(Problem) Repeat every record below exactly as written.

-- start of Provided data --

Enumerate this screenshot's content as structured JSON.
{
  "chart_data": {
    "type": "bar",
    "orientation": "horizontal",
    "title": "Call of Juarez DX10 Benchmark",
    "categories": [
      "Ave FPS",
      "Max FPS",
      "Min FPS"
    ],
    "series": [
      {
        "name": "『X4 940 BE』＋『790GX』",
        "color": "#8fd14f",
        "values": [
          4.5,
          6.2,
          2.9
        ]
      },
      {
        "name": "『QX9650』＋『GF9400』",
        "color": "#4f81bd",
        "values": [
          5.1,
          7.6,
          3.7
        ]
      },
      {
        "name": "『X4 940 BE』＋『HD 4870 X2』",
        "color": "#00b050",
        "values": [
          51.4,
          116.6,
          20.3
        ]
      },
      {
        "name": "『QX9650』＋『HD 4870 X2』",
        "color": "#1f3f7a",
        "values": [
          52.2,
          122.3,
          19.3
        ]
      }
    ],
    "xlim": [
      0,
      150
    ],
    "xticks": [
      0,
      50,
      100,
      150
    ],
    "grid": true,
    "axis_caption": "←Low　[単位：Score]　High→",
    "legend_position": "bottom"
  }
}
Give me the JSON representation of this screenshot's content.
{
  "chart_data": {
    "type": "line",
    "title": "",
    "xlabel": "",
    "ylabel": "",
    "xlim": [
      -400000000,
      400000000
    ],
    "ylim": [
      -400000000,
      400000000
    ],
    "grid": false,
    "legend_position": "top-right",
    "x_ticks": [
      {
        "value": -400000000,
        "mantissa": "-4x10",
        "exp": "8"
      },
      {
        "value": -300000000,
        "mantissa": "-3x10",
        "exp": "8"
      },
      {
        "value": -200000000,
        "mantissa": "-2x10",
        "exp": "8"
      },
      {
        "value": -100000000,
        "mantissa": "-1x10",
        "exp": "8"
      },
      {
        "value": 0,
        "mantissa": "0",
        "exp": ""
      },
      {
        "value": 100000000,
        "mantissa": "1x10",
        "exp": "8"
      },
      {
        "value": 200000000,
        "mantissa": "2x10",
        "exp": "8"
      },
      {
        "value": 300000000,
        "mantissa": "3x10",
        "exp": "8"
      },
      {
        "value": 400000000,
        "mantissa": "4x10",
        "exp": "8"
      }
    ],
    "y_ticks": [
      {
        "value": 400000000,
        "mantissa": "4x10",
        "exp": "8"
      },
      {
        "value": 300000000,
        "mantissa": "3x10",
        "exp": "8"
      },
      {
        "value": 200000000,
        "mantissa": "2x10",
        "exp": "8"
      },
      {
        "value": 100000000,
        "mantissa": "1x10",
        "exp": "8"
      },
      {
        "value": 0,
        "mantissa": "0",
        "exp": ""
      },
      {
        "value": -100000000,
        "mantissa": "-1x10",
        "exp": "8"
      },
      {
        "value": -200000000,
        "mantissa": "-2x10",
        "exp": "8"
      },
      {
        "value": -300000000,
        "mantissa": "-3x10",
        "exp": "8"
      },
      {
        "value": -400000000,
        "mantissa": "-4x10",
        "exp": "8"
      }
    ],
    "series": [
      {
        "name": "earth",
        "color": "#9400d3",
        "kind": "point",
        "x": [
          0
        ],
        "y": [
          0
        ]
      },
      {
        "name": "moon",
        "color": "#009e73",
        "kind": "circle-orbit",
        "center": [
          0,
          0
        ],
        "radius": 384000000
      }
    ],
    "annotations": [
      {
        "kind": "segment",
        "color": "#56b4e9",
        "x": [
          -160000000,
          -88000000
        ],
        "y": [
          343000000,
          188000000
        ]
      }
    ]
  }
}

-- end of Provided data --

(Exercise solution)
Enumerate this screenshot's content as structured JSON.
{
  "chart_data": {
    "type": "bar",
    "orientation": "horizontal",
    "title": "Call of Juarez DX10 Benchmark",
    "categories": [
      "Ave FPS",
      "Max FPS",
      "Min FPS"
    ],
    "series": [
      {
        "name": "『X4 940 BE』＋『790GX』",
        "color": "#8fd14f",
        "values": [
          4.5,
          6.2,
          2.9
        ]
      },
      {
        "name": "『QX9650』＋『GF9400』",
        "color": "#4f81bd",
        "values": [
          5.1,
          7.6,
          3.7
        ]
      },
      {
        "name": "『X4 940 BE』＋『HD 4870 X2』",
        "color": "#00b050",
        "values": [
          51.4,
          116.6,
          20.3
        ]
      },
      {
        "name": "『QX9650』＋『HD 4870 X2』",
        "color": "#1f3f7a",
        "values": [
          52.2,
          122.3,
          19.3
        ]
      }
    ],
    "xlim": [
      0,
      150
    ],
    "xticks": [
      0,
      50,
      100,
      150
    ],
    "grid": true,
    "axis_caption": "←Low　[単位：Score]　High→",
    "legend_position": "bottom"
  }
}
Give me the JSON representation of this screenshot's content.
{
  "chart_data": {
    "type": "line",
    "title": "",
    "xlabel": "",
    "ylabel": "",
    "xlim": [
      -400000000,
      400000000
    ],
    "ylim": [
      -400000000,
      400000000
    ],
    "grid": false,
    "legend_position": "top-right",
    "x_ticks": [
      {
        "value": -400000000,
        "mantissa": "-4x10",
        "exp": "8"
      },
      {
        "value": -300000000,
        "mantissa": "-3x10",
        "exp": "8"
      },
      {
        "value": -200000000,
        "mantissa": "-2x10",
        "exp": "8"
      },
      {
        "value": -100000000,
        "mantissa": "-1x10",
        "exp": "8"
      },
      {
        "value": 0,
        "mantissa": "0",
        "exp": ""
      },
      {
        "value": 100000000,
        "mantissa": "1x10",
        "exp": "8"
      },
      {
        "value": 200000000,
        "mantissa": "2x10",
        "exp": "8"
      },
      {
        "value": 300000000,
        "mantissa": "3x10",
        "exp": "8"
      },
      {
        "value": 400000000,
        "mantissa": "4x10",
        "exp": "8"
      }
    ],
    "y_ticks": [
      {
        "value": 400000000,
        "mantissa": "4x10",
        "exp": "8"
      },
      {
        "value": 300000000,
        "mantissa": "3x10",
        "exp": "8"
      },
      {
        "value": 200000000,
        "mantissa": "2x10",
        "exp": "8"
      },
      {
        "value": 100000000,
        "mantissa": "1x10",
        "exp": "8"
      },
      {
        "value": 0,
        "mantissa": "0",
        "exp": ""
      },
      {
        "value": -100000000,
        "mantissa": "-1x10",
        "exp": "8"
      },
      {
        "value": -200000000,
        "mantissa": "-2x10",
        "exp": "8"
      },
      {
        "value": -300000000,
        "mantissa": "-3x10",
        "exp": "8"
      },
      {
        "value": -400000000,
        "mantissa": "-4x10",
        "exp": "8"
      }
    ],
    "series": [
      {
        "name": "earth",
        "color": "#9400d3",
        "kind": "point",
        "x": [
          0
        ],
        "y": [
          0
        ]
      },
      {
        "name": "moon",
        "color": "#009e73",
        "kind": "circle-orbit",
        "center": [
          0,
          0
        ],
        "radius": 384000000
      }
    ],
    "annotations": [
      {
        "kind": "segment",
        "color": "#56b4e9",
        "x": [
          -160000000,
          -88000000
        ],
        "y": [
          343000000,
          188000000
        ]
      }
    ]
  }
}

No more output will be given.